• Do this
The records below are to be quoted in full; please keep every word exact.

• Records for the exercise
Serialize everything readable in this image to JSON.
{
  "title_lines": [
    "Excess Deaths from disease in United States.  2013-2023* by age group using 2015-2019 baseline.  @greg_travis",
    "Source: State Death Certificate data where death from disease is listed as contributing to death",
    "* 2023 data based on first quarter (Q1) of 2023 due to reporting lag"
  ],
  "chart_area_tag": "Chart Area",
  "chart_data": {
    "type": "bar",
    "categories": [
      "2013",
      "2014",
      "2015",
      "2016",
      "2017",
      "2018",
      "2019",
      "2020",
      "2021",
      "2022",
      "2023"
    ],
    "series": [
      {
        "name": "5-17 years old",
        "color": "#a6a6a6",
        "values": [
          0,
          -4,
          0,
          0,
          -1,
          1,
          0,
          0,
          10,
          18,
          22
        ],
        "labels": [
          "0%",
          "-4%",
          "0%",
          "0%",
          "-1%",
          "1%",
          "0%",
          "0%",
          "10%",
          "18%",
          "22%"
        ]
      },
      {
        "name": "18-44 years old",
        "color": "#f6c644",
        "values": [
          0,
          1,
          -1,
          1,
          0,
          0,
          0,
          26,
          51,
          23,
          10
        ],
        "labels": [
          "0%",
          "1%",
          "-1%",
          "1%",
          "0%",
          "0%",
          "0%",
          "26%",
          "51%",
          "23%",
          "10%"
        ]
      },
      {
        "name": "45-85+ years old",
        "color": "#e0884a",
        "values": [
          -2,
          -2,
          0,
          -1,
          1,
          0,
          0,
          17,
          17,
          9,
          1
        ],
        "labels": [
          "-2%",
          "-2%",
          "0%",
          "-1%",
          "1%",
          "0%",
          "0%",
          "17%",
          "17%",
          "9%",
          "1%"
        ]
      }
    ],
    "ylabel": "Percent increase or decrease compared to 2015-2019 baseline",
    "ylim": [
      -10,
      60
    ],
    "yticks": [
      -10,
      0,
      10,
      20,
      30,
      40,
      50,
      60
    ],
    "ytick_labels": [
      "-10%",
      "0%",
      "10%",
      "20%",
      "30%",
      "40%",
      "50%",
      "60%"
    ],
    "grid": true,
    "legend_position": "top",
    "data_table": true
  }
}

• Solved exercise
Serialize everything readable in this image to JSON.
{
  "title_lines": [
    "Excess Deaths from disease in United States.  2013-2023* by age group using 2015-2019 baseline.  @greg_travis",
    "Source: State Death Certificate data where death from disease is listed as contributing to death",
    "* 2023 data based on first quarter (Q1) of 2023 due to reporting lag"
  ],
  "chart_area_tag": "Chart Area",
  "chart_data": {
    "type": "bar",
    "categories": [
      "2013",
      "2014",
      "2015",
      "2016",
      "2017",
      "2018",
      "2019",
      "2020",
      "2021",
      "2022",
      "2023"
    ],
    "series": [
      {
        "name": "5-17 years old",
        "color": "#a6a6a6",
        "values": [
          0,
          -4,
          0,
          0,
          -1,
          1,
          0,
          0,
          10,
          18,
          22
        ],
        "labels": [
          "0%",
          "-4%",
          "0%",
          "0%",
          "-1%",
          "1%",
          "0%",
          "0%",
          "10%",
          "18%",
          "22%"
        ]
      },
      {
        "name": "18-44 years old",
        "color": "#f6c644",
        "values": [
          0,
          1,
          -1,
          1,
          0,
          0,
          0,
          26,
          51,
          23,
          10
        ],
        "labels": [
          "0%",
          "1%",
          "-1%",
          "1%",
          "0%",
          "0%",
          "0%",
          "26%",
          "51%",
          "23%",
          "10%"
        ]
      },
      {
        "name": "45-85+ years old",
        "color": "#e0884a",
        "values": [
          -2,
          -2,
          0,
          -1,
          1,
          0,
          0,
          17,
          17,
          9,
          1
        ],
        "labels": [
          "-2%",
          "-2%",
          "0%",
          "-1%",
          "1%",
          "0%",
          "0%",
          "17%",
          "17%",
          "9%",
          "1%"
        ]
      }
    ],
    "ylabel": "Percent increase or decrease compared to 2015-2019 baseline",
    "ylim": [
      -10,
      60
    ],
    "yticks": [
      -10,
      0,
      10,
      20,
      30,
      40,
      50,
      60
    ],
    "ytick_labels": [
      "-10%",
      "0%",
      "10%",
      "20%",
      "30%",
      "40%",
      "50%",
      "60%"
    ],
    "grid": true,
    "legend_position": "top",
    "data_table": true
  }
}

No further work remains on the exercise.